> _WHAT THE TASK ASKS_
From the records below, pull each line that has "trip".

Records
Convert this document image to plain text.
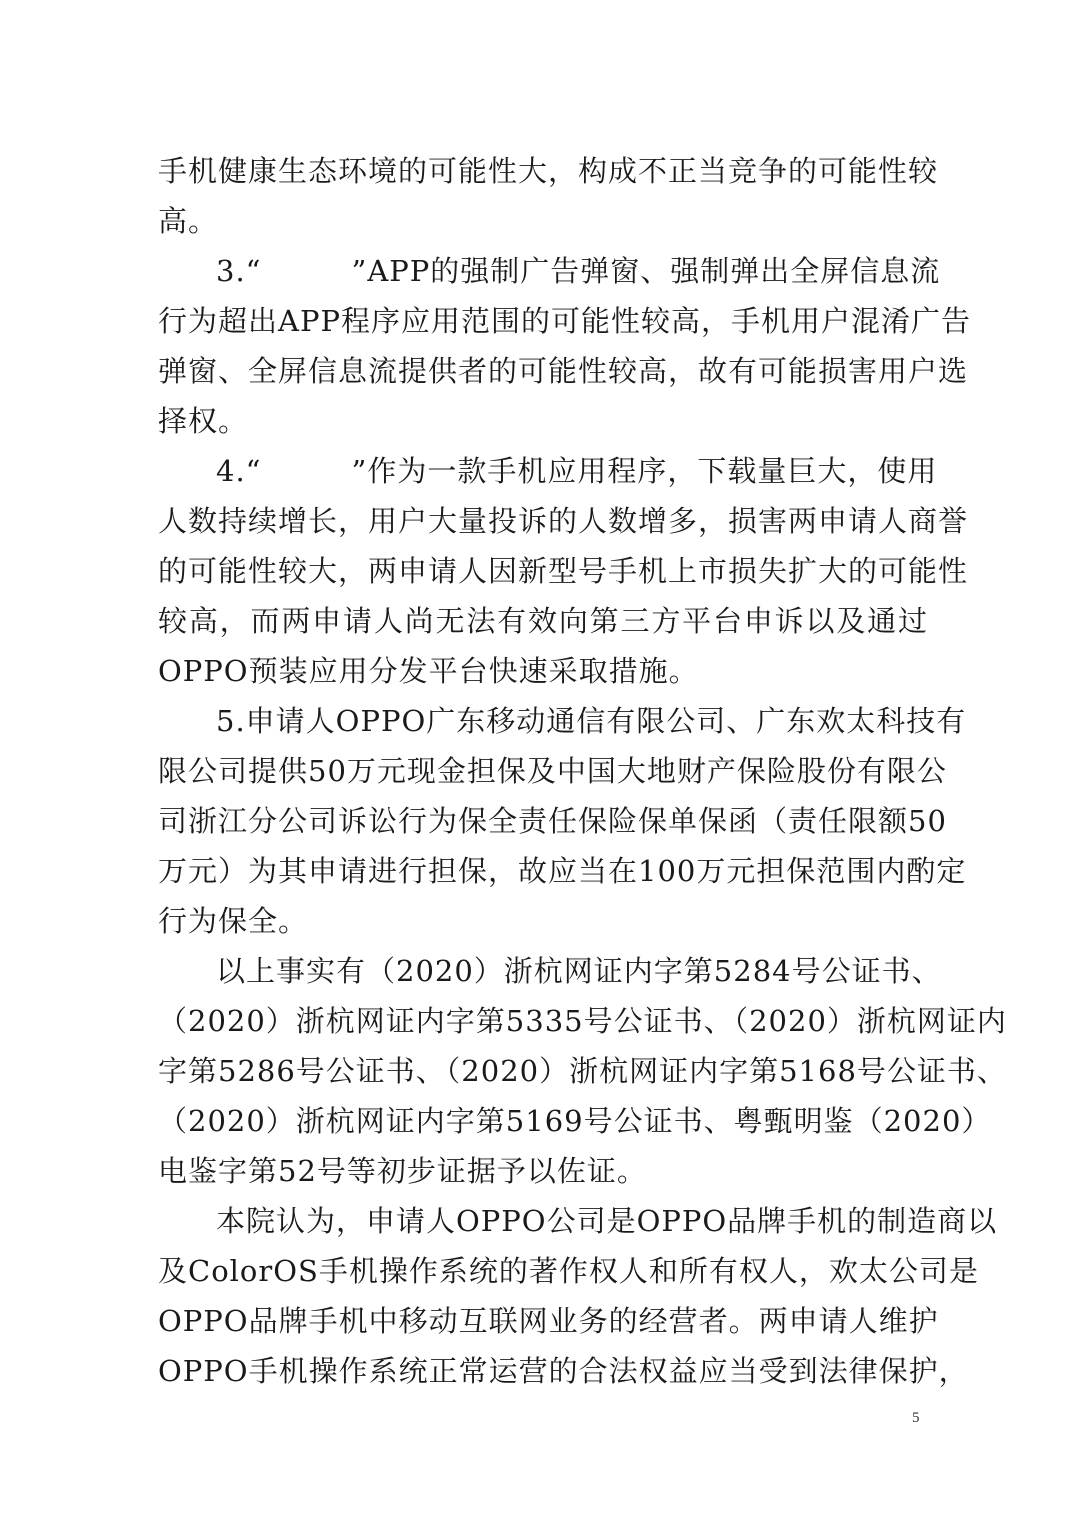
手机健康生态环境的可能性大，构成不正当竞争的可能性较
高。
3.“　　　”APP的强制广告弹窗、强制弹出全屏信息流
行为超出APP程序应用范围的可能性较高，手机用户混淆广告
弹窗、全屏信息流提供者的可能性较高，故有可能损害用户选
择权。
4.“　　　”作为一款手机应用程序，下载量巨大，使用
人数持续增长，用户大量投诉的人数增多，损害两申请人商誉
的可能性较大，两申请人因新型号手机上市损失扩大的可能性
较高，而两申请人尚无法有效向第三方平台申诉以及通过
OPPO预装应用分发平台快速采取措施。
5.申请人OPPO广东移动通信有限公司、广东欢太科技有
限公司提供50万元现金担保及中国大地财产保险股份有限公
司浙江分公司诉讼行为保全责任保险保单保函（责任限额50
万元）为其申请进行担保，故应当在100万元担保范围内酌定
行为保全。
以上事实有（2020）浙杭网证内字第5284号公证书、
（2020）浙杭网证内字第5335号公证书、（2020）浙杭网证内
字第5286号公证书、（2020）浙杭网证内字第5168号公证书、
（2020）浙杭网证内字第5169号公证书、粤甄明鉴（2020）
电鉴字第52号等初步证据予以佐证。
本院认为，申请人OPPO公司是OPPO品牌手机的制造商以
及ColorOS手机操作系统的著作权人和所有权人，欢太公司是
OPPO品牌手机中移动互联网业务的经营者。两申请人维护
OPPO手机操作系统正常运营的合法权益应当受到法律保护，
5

---

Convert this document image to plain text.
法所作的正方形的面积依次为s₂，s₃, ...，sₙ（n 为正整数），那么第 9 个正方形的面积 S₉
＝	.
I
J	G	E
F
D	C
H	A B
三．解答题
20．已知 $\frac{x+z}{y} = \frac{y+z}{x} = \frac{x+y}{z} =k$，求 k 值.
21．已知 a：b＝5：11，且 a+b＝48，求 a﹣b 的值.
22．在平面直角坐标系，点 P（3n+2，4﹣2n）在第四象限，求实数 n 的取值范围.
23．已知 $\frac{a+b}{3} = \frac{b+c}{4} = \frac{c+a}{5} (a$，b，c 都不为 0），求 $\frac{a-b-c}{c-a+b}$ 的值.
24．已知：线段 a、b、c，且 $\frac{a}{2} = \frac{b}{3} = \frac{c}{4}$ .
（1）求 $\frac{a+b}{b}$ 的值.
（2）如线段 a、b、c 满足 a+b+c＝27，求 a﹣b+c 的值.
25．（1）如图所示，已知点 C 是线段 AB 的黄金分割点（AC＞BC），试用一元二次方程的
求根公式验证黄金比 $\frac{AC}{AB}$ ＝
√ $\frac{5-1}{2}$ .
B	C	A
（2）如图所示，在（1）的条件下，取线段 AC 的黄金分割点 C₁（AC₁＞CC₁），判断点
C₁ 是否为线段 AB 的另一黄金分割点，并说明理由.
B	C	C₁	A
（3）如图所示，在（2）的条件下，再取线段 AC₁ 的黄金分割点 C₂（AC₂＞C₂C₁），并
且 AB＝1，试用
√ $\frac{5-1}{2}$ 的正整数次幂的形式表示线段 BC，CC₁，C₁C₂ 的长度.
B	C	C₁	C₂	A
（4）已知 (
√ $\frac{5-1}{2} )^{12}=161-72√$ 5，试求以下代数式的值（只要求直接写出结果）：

...

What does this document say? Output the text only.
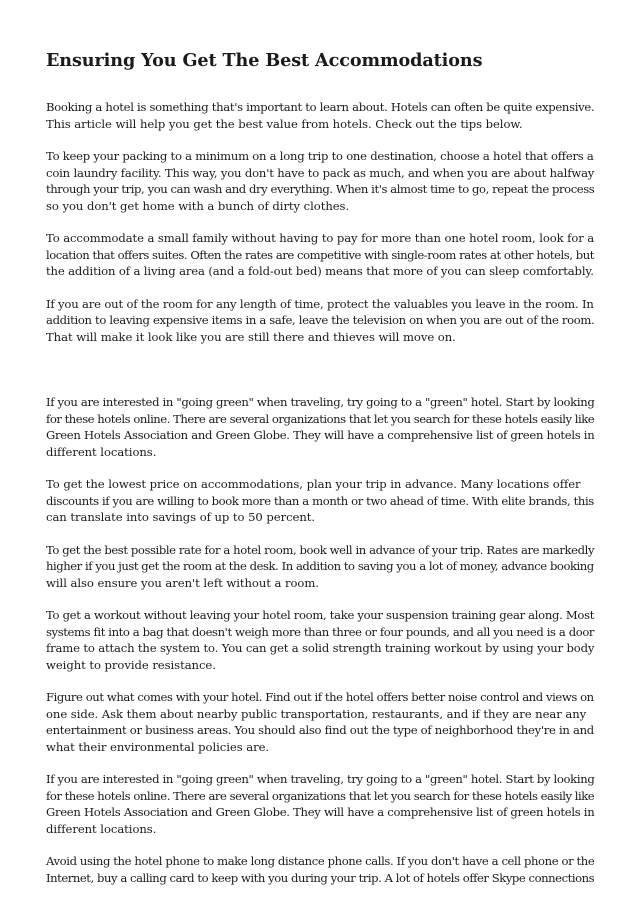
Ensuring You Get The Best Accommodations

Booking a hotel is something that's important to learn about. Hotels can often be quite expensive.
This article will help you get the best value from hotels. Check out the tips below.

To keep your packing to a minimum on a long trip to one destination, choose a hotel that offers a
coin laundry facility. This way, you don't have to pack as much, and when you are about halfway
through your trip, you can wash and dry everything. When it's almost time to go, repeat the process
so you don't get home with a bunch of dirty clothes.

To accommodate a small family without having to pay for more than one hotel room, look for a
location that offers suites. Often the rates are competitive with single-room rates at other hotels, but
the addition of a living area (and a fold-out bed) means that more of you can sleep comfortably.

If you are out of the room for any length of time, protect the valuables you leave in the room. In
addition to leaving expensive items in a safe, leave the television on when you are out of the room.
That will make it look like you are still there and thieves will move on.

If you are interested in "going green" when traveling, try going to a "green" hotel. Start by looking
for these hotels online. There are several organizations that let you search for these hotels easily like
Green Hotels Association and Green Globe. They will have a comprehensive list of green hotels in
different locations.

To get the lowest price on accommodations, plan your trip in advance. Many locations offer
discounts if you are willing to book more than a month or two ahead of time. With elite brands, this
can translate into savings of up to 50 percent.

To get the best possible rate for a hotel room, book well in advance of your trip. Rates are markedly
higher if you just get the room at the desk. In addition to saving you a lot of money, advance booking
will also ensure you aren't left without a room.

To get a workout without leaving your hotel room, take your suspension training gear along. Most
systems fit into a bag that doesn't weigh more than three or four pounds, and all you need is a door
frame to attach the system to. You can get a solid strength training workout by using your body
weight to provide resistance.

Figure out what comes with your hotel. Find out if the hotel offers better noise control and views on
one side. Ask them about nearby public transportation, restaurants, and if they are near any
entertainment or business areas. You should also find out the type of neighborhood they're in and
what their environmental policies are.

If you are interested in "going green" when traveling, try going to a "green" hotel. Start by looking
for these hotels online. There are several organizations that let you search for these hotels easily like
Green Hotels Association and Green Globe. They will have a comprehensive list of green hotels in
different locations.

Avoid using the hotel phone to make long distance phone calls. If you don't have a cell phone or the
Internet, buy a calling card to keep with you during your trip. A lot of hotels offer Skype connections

> _SOLUTION TO THIS PROBLEM_
To keep your packing to a minimum on a long trip to one destination, choose a hotel that offers a
through your trip, you can wash and dry everything. When it's almost time to go, repeat the process
To get the lowest price on accommodations, plan your trip in advance. Many locations offer
To get the best possible rate for a hotel room, book well in advance of your trip. Rates are markedly
Internet, buy a calling card to keep with you during your trip. A lot of hotels offer Skype connections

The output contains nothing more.